#### TASK PROMPT
Please continue the hand hygiene guidance below, picking up right after its final sentence.
DOCUMENT SEGMENT: Begin
Hand washing should be extended to the forearms if there has been exposure of forearms to blood and/or body fluids.
*For health and safety reasons, Scottish Ambulance Service Special Operations Response Teams (SORT) in high risk situations require to wear a wristwatch.
To perform hand hygiene:
Alcohol Based Hand Rubs (ABHRs) must be available for staff as near to point of care as possible. Where this is not practical, personal ABHR dispensers should be used.
- before touching a patient;
- before clean/aseptic procedures. If ABHR cannot be used then antimicrobial liquid soap should be used;
- after body fluid exposure risk;
- after touching a patient; and
- after touching a patient’s immediate surroundings
Some additional examples of hand hygiene moments include:
- Before handling medication
- Before preparing food
- Before donning (putting on) and after doffing (taking off) PPE
- After visiting the toilet
- Between carrying out different care activities on the same patient
- After cleaning and disinfection procedures
- After handling waste
Download and print the 5 moments of hand hygiene poster.
Wash hands with non-antimicrobial liquid soap and water if:
- hands are visibly soiled or dirty;
- caring for patients with vomiting or diarrhoeal illnesses; or
- caring for a patient with a suspected or known gastro-intestinal infection e.g. norovirus or a spore forming organism such as Clostridioides difficile..
In all other circumstances use ABHRs for routine hand hygiene during care.
Staff working in the community should carry a supply of Alcohol Based Hand Rub (ABHR) to enable them to perform hand hygiene at the appropriate times.
Where staff are required to wash their hands in the service user’s own home they should do so for at least 20 seconds using any hand soap available.
Staff should carry a supply of disposable paper towels for hand drying rather than using hand towels in the individual’s own home. Once hands have been thoroughly dried, ABHR should be used.
The use of antimicrobial hand wipes is only permitted where there is no access to running water. Staff must perform hand hygiene using ABHR immediately after using the hand wipes and perform hand hygiene with soap and water at the first available opportunity.
(The video above demonstrating Hand Washing and Drying Technique was produced by NHS Ayrshire and Arran)
For how to:
- Alcohol based hand rubs when used for hand hygiene should contain emollients in their formulation.
- Warm/tepid water should be used to reduce the risk of dermatitis; hot water should be avoided.
DOCUMENT SEGMENT: End
STUDY MATERIAL: Begin
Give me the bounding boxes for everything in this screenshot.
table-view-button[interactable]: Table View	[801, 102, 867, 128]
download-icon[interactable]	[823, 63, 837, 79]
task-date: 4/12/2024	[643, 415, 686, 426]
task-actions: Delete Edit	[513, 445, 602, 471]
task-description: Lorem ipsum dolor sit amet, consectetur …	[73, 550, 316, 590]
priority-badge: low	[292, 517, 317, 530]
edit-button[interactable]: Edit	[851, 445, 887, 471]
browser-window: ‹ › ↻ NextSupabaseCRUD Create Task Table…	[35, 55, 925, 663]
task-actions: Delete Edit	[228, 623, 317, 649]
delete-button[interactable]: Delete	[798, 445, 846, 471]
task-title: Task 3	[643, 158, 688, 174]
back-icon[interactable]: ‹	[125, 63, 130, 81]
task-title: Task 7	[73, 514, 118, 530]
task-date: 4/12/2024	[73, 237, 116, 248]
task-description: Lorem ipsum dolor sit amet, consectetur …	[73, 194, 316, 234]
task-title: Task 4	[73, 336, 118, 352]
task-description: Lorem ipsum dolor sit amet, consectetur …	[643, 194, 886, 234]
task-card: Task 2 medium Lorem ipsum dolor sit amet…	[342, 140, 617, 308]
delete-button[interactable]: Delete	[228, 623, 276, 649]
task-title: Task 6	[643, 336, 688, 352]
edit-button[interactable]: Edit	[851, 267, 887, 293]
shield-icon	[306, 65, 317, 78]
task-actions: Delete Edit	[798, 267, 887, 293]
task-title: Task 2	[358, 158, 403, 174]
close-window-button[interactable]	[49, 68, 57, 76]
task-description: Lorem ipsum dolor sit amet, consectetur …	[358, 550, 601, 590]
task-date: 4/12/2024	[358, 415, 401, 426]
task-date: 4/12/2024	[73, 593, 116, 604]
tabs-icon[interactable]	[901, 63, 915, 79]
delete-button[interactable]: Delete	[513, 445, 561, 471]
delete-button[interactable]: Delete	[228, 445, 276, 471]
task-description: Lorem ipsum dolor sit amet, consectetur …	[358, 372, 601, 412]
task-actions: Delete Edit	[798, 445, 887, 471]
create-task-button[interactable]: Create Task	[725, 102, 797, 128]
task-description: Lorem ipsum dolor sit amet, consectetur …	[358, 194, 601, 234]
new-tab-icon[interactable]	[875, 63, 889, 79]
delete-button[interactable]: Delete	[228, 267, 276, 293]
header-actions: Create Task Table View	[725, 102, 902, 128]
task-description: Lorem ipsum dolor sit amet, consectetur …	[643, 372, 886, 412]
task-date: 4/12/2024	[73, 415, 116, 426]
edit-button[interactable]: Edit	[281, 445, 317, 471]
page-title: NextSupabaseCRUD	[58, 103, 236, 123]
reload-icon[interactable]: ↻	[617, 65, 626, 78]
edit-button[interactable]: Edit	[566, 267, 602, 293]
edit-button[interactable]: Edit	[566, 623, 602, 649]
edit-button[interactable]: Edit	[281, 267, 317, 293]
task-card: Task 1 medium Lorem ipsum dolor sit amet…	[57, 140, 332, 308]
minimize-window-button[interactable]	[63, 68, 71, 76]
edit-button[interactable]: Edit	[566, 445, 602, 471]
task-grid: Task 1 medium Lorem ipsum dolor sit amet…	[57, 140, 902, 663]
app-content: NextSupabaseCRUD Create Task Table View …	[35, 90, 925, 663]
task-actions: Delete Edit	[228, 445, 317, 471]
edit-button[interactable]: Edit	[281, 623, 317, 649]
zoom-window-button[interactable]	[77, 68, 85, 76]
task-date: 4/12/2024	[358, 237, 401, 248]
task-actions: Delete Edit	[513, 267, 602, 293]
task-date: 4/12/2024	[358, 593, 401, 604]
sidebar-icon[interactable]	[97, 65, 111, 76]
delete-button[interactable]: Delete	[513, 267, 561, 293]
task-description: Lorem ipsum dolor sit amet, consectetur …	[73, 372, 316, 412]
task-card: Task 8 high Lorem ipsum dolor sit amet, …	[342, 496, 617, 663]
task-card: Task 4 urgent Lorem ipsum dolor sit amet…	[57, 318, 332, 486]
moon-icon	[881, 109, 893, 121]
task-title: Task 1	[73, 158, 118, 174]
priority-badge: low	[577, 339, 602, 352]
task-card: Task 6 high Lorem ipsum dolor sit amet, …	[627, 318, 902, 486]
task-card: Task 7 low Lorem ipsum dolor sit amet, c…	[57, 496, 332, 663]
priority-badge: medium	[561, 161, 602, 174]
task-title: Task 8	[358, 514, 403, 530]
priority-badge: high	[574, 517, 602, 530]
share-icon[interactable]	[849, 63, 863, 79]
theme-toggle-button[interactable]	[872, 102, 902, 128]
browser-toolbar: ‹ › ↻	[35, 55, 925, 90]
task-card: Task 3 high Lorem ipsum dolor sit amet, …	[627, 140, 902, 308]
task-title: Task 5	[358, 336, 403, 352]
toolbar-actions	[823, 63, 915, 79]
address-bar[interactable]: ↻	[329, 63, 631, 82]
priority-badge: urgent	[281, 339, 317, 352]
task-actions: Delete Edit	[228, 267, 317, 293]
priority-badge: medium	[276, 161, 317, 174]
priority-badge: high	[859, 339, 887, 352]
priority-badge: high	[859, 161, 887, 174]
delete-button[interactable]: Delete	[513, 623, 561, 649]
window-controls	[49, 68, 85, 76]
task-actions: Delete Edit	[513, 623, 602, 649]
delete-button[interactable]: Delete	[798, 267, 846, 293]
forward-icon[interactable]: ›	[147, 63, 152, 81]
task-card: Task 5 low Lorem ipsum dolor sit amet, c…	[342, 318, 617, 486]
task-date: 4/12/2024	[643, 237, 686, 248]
STUDY MATERIAL: End
#### TASK ANSWER
- Pat hands dry thoroughly after hand washing using disposable paper towels; avoid rubbing which may lead to skin irritation/damage.
- Use an emollient hand cream during work and when off duty.
- Do not use refillable dispensers or provide communal tubs of hand cream in the care setting.
- Staff with skin problems should seek advice from Occupational Health or their GP.
Surgical Hand Antisepsis
Surgical scrubbing/rubbing: (applies to persons undertaking surgical and some invasive procedures)
Perform surgical scrubbing/rubbing before donning sterile theatre garments or at other times e.g. prior to insertion of central vascular access devices.
- Remove all hand/wrist jewellery.
- Nail brushes should not be used for surgical hand antisepsis.
- Nail picks (single-use) can be used if nails are visibly dirty.
- Soft, non-abrasive, sterile (single-use) sponges may be used to apply antimicrobial liquid soap to the skin if licensed for this purpose.
- Use an antimicrobial liquid soap licensed for surgical scrubbing or an ABHR licensed for surgical rubbing (as specified on the product label).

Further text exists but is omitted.